## [Written instruction]
For each line that holds "text", copy the line out.

## [Material for the task]
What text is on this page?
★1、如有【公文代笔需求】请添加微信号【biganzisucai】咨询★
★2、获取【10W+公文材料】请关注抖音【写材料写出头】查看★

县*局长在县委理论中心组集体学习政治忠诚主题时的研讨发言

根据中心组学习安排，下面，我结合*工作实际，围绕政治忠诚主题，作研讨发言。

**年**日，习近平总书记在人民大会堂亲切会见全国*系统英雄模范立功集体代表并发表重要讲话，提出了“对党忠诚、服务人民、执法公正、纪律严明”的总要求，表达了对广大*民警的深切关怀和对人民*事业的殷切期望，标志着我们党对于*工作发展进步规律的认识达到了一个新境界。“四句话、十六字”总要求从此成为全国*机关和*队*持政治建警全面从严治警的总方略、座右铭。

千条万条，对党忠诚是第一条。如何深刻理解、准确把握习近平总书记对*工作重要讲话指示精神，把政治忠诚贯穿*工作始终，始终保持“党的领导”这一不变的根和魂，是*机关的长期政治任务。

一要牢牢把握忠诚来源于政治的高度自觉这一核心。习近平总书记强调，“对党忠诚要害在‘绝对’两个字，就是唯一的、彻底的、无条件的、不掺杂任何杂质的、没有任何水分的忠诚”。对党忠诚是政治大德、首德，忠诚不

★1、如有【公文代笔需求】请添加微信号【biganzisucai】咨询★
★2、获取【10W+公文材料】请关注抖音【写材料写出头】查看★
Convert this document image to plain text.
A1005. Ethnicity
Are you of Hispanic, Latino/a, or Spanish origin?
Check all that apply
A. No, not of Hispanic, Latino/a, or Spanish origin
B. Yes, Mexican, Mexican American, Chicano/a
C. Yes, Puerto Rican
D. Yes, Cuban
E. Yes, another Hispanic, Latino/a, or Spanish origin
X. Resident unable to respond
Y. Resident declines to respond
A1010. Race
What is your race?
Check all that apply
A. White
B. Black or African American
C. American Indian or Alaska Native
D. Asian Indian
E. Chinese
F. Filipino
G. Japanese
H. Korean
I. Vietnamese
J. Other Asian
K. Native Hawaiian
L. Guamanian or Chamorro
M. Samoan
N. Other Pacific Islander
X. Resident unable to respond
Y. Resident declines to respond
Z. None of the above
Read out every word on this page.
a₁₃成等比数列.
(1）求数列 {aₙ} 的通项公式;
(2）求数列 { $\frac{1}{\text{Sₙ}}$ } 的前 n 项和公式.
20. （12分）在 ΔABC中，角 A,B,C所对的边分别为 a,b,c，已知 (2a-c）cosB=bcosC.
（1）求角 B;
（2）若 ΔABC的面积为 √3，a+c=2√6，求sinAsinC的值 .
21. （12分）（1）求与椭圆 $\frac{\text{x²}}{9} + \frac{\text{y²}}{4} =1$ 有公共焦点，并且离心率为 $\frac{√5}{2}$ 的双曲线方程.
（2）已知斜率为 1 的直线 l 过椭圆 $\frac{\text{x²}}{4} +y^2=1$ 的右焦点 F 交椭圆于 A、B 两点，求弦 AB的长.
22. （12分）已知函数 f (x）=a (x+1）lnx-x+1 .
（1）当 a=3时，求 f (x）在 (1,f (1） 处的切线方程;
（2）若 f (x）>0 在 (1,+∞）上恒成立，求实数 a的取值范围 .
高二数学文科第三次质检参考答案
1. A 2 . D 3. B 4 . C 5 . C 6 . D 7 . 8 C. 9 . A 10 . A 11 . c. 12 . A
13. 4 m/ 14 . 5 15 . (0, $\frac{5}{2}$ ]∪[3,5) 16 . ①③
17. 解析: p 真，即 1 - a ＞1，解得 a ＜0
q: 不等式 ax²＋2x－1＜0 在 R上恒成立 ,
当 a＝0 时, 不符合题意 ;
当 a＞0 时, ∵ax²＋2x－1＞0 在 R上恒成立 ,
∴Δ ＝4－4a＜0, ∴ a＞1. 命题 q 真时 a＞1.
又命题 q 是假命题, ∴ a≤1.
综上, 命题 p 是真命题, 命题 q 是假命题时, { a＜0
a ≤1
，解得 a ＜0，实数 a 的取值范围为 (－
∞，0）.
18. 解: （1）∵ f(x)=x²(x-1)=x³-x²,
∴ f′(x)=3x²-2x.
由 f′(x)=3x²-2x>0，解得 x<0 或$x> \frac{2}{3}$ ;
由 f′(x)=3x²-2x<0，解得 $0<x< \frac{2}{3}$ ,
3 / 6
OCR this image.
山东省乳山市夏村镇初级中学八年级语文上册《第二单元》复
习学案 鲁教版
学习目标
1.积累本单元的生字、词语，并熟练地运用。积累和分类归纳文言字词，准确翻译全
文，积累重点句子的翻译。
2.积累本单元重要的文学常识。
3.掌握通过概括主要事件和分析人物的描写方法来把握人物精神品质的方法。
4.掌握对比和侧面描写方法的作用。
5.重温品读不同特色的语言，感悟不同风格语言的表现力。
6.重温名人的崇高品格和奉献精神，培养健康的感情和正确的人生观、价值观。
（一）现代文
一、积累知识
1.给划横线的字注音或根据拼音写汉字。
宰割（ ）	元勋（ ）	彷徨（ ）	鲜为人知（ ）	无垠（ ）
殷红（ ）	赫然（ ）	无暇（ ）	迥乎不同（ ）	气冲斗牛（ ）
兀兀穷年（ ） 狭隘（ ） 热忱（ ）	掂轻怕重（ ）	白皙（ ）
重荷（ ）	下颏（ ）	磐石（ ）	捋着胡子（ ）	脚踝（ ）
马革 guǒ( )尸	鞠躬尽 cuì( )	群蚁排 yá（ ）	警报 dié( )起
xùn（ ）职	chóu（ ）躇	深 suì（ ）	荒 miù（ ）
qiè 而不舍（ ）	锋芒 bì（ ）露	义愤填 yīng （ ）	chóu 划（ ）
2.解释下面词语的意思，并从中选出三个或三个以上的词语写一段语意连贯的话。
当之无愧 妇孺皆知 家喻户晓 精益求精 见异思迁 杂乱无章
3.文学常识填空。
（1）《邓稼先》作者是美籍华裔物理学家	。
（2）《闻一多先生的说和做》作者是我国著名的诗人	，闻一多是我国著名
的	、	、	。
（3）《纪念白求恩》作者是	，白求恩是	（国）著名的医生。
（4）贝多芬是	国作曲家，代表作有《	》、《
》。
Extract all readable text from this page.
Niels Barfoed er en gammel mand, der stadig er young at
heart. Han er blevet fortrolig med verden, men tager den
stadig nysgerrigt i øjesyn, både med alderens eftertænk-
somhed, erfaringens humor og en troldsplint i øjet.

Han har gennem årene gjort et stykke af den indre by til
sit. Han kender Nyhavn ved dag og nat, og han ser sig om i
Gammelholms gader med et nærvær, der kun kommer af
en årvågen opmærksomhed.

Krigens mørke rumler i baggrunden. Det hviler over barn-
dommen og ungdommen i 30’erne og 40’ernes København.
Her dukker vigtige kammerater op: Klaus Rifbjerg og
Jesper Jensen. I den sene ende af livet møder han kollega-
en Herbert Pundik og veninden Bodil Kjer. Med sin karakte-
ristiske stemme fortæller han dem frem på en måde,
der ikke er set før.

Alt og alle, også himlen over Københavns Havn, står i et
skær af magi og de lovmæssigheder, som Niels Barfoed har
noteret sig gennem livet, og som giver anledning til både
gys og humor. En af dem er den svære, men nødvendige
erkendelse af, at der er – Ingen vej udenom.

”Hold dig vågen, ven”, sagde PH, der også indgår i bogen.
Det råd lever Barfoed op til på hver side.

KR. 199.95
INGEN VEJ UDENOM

## [Result below]
What text is on this page?
Convert this document image to plain text.
(2）求数列 { $\frac{1}{\text{Sₙ}}$ } 的前 n 项和公式.
21. （12分）（1）求与椭圆 $\frac{\text{x²}}{9} + \frac{\text{y²}}{4} =1$ 有公共焦点，并且离心率为 $\frac{√5}{2}$ 的双曲线方程.
（2）已知斜率为 1 的直线 l 过椭圆 $\frac{\text{x²}}{4} +y^2=1$ 的右焦点 F 交椭圆于 A、B 两点，求弦 AB的长.
Extract all readable text from this page.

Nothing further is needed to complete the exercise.